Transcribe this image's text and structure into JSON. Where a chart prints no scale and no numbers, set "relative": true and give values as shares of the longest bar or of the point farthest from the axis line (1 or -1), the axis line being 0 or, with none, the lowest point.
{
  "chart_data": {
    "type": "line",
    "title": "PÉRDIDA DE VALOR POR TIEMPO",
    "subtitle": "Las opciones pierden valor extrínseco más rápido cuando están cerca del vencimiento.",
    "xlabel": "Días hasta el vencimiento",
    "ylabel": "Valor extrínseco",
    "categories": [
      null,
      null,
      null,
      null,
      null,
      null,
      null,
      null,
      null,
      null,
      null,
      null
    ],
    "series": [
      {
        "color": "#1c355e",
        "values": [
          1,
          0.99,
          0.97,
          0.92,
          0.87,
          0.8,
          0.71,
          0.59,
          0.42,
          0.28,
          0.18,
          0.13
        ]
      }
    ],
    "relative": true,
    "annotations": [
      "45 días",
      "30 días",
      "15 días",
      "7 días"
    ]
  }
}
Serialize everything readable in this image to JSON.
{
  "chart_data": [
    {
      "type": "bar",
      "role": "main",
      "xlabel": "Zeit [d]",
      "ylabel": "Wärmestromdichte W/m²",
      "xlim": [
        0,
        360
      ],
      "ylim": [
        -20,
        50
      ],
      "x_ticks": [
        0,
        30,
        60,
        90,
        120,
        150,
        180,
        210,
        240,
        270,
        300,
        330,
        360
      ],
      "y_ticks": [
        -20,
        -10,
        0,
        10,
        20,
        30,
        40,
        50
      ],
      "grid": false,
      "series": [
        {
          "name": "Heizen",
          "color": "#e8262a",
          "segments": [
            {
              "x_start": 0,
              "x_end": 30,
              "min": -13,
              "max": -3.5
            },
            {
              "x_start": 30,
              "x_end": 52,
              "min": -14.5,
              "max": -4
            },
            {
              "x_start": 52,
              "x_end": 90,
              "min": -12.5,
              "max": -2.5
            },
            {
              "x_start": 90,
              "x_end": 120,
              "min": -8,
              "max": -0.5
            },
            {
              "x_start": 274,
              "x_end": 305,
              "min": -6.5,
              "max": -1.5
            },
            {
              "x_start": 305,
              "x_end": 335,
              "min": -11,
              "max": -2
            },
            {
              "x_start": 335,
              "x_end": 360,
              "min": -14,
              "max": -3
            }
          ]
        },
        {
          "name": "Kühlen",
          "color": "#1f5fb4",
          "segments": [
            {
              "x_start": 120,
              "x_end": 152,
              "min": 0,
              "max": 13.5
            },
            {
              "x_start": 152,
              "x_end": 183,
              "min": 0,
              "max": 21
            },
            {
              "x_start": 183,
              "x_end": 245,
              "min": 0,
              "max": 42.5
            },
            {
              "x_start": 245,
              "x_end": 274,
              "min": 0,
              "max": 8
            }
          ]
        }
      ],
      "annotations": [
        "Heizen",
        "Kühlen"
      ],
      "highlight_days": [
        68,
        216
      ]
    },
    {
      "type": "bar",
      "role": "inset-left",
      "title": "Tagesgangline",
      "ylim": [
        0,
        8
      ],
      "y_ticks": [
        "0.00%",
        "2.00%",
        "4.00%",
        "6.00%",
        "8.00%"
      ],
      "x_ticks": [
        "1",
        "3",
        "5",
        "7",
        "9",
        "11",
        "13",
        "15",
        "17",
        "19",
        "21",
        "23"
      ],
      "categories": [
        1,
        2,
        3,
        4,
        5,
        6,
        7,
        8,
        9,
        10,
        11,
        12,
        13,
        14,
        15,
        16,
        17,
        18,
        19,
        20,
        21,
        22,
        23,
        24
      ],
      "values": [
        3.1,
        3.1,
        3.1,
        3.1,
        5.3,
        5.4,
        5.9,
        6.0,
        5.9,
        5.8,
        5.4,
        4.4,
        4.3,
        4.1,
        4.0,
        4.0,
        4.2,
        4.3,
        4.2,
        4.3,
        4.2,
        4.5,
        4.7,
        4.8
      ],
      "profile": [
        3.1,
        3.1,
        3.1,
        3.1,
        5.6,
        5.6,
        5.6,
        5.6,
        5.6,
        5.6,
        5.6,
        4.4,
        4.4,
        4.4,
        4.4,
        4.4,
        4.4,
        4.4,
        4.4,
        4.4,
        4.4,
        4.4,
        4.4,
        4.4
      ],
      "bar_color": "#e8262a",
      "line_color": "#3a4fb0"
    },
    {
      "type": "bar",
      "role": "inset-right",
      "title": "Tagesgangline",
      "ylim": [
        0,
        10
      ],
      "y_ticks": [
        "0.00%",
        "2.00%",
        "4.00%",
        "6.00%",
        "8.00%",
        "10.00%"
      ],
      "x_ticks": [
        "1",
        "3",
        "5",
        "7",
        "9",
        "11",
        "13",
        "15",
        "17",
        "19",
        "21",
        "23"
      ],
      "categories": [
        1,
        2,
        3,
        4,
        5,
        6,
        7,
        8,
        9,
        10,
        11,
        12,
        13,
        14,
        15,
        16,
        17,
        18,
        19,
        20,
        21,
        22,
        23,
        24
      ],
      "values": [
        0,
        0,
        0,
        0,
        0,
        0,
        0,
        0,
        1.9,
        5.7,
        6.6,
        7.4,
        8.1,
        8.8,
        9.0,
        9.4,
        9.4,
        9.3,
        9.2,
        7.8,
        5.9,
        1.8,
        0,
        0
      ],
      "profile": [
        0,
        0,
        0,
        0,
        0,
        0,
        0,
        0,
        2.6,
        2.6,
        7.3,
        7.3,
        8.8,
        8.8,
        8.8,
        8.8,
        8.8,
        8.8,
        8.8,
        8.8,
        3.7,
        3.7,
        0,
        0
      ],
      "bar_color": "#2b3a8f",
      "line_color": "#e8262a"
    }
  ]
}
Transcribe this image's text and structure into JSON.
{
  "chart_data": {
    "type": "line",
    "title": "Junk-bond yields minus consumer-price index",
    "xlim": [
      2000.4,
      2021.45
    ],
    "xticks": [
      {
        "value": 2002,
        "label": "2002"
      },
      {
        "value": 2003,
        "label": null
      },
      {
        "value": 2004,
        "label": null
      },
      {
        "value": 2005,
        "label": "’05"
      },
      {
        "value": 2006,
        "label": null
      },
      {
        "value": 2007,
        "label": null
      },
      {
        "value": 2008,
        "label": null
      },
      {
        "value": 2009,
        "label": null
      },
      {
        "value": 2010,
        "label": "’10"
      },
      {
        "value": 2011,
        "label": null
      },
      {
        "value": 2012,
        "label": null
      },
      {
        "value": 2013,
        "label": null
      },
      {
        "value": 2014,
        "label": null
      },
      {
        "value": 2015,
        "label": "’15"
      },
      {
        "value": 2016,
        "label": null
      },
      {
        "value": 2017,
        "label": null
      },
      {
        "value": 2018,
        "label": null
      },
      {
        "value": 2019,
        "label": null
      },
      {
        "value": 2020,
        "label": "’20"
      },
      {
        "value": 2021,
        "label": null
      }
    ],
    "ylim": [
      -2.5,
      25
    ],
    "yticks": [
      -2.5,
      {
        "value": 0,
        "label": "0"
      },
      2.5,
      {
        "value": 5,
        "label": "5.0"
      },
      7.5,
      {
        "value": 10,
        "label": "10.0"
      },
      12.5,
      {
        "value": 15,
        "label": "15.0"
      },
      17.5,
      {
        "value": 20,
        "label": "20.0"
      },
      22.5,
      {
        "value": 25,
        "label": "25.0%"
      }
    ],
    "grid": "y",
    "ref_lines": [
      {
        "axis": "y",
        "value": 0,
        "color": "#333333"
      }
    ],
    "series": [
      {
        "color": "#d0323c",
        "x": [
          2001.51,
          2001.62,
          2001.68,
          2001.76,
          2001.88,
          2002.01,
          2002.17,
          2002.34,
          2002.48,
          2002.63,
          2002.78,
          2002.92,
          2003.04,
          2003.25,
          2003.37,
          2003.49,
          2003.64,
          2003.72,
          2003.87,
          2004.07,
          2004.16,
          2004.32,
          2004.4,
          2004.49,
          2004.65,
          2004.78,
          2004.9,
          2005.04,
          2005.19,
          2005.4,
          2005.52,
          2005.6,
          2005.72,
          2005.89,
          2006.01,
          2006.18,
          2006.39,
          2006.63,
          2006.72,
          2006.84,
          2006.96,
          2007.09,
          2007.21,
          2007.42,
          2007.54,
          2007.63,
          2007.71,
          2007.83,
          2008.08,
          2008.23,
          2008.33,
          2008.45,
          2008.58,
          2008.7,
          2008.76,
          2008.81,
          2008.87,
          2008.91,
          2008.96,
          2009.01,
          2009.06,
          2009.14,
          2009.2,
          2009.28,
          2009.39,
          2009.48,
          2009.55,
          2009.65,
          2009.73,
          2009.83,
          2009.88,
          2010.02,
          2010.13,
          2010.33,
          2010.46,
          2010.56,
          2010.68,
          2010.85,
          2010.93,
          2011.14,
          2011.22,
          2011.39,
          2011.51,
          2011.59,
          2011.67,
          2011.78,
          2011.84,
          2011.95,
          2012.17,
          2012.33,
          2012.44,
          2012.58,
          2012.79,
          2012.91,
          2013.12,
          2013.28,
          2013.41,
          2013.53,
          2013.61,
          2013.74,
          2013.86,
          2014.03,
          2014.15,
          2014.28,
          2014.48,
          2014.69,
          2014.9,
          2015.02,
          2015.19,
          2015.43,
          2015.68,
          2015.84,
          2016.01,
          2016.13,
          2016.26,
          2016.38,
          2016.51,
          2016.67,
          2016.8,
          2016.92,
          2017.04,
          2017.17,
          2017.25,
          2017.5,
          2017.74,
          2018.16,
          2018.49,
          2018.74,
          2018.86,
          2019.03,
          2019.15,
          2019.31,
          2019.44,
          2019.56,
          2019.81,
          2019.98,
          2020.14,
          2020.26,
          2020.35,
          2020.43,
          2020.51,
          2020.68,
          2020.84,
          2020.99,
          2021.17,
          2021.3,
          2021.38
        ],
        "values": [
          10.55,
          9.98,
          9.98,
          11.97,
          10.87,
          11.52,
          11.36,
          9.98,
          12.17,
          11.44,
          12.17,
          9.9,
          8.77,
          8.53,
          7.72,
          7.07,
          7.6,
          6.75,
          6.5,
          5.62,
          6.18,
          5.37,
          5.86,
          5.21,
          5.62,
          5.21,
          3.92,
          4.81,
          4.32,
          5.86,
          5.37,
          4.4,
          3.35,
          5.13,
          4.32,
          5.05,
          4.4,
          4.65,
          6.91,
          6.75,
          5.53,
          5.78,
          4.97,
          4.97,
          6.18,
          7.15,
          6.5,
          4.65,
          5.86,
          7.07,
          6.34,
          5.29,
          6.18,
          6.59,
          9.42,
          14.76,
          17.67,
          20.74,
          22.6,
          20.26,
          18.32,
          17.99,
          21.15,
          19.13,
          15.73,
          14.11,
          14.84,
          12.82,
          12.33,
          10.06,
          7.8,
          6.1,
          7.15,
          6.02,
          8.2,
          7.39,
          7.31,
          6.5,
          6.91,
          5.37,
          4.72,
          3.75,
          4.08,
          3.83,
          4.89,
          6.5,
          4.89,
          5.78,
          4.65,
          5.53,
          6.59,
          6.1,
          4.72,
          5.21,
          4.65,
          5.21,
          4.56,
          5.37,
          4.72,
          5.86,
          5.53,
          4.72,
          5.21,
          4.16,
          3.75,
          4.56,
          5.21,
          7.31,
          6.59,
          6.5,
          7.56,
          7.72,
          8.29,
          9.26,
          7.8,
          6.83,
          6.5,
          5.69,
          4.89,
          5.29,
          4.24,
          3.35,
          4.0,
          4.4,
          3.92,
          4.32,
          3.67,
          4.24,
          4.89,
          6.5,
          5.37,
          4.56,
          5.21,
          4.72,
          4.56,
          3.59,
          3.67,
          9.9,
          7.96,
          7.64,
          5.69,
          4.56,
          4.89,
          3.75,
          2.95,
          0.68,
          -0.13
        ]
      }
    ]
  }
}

····················

What you have to do
Find how many lines hold the string "ylabel", and state that number alone.

Completed exercise
2